Return the listing below word for word.

(Stored items from a collection)
══════════
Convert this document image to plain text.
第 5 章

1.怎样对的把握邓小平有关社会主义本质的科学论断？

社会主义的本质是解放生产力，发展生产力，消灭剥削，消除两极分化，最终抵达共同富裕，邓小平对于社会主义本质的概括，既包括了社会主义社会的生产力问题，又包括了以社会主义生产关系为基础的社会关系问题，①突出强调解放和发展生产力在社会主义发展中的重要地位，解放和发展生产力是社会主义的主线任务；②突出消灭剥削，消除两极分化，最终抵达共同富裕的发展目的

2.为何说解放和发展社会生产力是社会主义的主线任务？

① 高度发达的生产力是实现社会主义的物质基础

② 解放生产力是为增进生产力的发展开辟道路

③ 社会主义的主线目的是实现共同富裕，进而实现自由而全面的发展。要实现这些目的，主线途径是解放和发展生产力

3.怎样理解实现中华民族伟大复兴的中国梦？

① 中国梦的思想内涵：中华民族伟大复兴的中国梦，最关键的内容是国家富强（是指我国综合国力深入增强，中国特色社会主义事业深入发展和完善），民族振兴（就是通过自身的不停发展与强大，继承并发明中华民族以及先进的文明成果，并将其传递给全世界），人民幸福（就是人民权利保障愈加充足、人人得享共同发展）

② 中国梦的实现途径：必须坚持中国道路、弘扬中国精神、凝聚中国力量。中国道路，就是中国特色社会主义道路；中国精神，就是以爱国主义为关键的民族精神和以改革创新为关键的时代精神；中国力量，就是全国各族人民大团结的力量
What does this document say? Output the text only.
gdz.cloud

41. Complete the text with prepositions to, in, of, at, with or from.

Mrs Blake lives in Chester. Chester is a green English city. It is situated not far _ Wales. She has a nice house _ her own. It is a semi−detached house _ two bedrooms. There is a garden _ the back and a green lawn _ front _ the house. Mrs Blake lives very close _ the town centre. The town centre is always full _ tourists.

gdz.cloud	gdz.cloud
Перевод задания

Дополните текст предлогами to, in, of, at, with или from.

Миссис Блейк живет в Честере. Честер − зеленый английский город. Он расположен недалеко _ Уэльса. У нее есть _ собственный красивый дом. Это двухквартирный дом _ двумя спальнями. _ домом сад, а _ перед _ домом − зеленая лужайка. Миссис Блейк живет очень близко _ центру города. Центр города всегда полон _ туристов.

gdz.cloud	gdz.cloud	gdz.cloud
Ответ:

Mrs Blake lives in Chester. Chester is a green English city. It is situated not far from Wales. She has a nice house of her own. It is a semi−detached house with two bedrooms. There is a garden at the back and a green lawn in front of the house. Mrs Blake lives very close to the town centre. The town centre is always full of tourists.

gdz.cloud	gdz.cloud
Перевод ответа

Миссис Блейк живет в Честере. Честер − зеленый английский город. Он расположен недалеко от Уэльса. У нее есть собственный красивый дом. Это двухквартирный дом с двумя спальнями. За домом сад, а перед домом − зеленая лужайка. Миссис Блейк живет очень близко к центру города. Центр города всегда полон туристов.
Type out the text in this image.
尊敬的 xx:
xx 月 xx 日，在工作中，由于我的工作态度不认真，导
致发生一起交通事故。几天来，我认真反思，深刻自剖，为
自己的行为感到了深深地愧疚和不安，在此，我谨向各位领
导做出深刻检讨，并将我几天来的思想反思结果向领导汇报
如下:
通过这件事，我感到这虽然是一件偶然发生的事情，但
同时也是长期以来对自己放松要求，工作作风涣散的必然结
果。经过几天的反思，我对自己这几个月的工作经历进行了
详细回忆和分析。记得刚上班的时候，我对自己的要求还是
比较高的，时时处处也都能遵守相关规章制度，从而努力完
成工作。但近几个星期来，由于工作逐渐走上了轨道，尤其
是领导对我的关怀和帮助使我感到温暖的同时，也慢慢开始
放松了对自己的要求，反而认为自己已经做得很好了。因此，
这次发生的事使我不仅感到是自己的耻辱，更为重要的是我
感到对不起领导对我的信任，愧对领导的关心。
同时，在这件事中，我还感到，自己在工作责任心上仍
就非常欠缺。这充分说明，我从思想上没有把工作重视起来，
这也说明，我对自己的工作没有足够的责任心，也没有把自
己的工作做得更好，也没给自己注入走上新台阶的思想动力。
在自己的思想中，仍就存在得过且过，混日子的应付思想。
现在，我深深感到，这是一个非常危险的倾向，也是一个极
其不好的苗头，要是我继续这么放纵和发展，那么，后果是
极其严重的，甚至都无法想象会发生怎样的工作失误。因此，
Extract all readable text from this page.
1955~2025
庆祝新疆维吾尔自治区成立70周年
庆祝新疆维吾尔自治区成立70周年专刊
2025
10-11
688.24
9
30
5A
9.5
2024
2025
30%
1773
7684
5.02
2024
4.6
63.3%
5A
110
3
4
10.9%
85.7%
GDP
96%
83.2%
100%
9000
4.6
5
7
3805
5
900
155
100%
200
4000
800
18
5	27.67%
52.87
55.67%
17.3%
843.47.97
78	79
══════════
## Written answer
Convert this document image to plain text.
第 5 章

1.怎样对的把握邓小平有关社会主义本质的科学论断？

社会主义的本质是解放生产力，发展生产力，消灭剥削，消除两极分化，最终抵达共同富裕，邓小平对于社会主义本质的概括，既包括了社会主义社会的生产力问题，又包括了以社会主义生产关系为基础的社会关系问题，①突出强调解放和发展生产力在社会主义发展中的重要地位，解放和发展生产力是社会主义的主线任务；②突出消灭剥削，消除两极分化，最终抵达共同富裕的发展目的

2.为何说解放和发展社会生产力是社会主义的主线任务？

① 高度发达的生产力是实现社会主义的物质基础

② 解放生产力是为增进生产力的发展开辟道路

③ 社会主义的主线目的是实现共同富裕，进而实现自由而全面的发展。要实现这些目的，主线途径是解放和发展生产力

3.怎样理解实现中华民族伟大复兴的中国梦？

① 中国梦的思想内涵：中华民族伟大复兴的中国梦，最关键的内容是国家富强（是指我国综合国力深入增强，中国特色社会主义事业深入发展和完善），民族振兴（就是通过自身的不停发展与强大，继承并发明中华民族以及先进的文明成果，并将其传递给全世界），人民幸福（就是人民权利保障愈加充足、人人得享共同发展）

② 中国梦的实现途径：必须坚持中国道路、弘扬中国精神、凝聚中国力量。中国道路，就是中国特色社会主义道路；中国精神，就是以爱国主义为关键的民族精神和以改革创新为关键的时代精神；中国力量，就是全国各族人民大团结的力量
What does this document say? Output the text only.
gdz.cloud

41. Complete the text with prepositions to, in, of, at, with or from.

Mrs Blake lives in Chester. Chester is a green English city. It is situated not far _ Wales. She has a nice house _ her own. It is a semi−detached house _ two bedrooms. There is a garden _ the back and a green lawn _ front _ the house. Mrs Blake lives very close _ the town centre. The town centre is always full _ tourists.

gdz.cloud	gdz.cloud
Перевод задания

Дополните текст предлогами to, in, of, at, with или from.

Миссис Блейк живет в Честере. Честер − зеленый английский город. Он расположен недалеко _ Уэльса. У нее есть _ собственный красивый дом. Это двухквартирный дом _ двумя спальнями. _ домом сад, а _ перед _ домом − зеленая лужайка. Миссис Блейк живет очень близко _ центру города. Центр города всегда полон _ туристов.

gdz.cloud	gdz.cloud	gdz.cloud
Ответ:

Mrs Blake lives in Chester. Chester is a green English city. It is situated not far from Wales. She has a nice house of her own. It is a semi−detached house with two bedrooms. There is a garden at the back and a green lawn in front of the house. Mrs Blake lives very close to the town centre. The town centre is always full of tourists.

gdz.cloud	gdz.cloud
Перевод ответа

Миссис Блейк живет в Честере. Честер − зеленый английский город. Он расположен недалеко от Уэльса. У нее есть собственный красивый дом. Это двухквартирный дом с двумя спальнями. За домом сад, а перед домом − зеленая лужайка. Миссис Блейк живет очень близко к центру города. Центр города всегда полон туристов.
Type out the text in this image.
尊敬的 xx:
xx 月 xx 日，在工作中，由于我的工作态度不认真，导
致发生一起交通事故。几天来，我认真反思，深刻自剖，为
自己的行为感到了深深地愧疚和不安，在此，我谨向各位领
导做出深刻检讨，并将我几天来的思想反思结果向领导汇报
如下:
通过这件事，我感到这虽然是一件偶然发生的事情，但
同时也是长期以来对自己放松要求，工作作风涣散的必然结
果。经过几天的反思，我对自己这几个月的工作经历进行了
详细回忆和分析。记得刚上班的时候，我对自己的要求还是
比较高的，时时处处也都能遵守相关规章制度，从而努力完
成工作。但近几个星期来，由于工作逐渐走上了轨道，尤其
是领导对我的关怀和帮助使我感到温暖的同时，也慢慢开始
放松了对自己的要求，反而认为自己已经做得很好了。因此，
这次发生的事使我不仅感到是自己的耻辱，更为重要的是我
感到对不起领导对我的信任，愧对领导的关心。
同时，在这件事中，我还感到，自己在工作责任心上仍
就非常欠缺。这充分说明，我从思想上没有把工作重视起来，
这也说明，我对自己的工作没有足够的责任心，也没有把自
己的工作做得更好，也没给自己注入走上新台阶的思想动力。
在自己的思想中，仍就存在得过且过，混日子的应付思想。
现在，我深深感到，这是一个非常危险的倾向，也是一个极
其不好的苗头，要是我继续这么放纵和发展，那么，后果是
极其严重的，甚至都无法想象会发生怎样的工作失误。因此，
Extract all readable text from this page.
1955~2025
庆祝新疆维吾尔自治区成立70周年
庆祝新疆维吾尔自治区成立70周年专刊
2025
10-11
688.24
9
30
5A
9.5
2024
2025
30%
1773
7684
5.02
2024
4.6
63.3%
5A
110
3
4
10.9%
85.7%
GDP
96%
83.2%
100%
9000
4.6
5
7
3805
5
900
155
100%
200
4000
800
18
5	27.67%
52.87
55.67%
17.3%
843.47.97
78	79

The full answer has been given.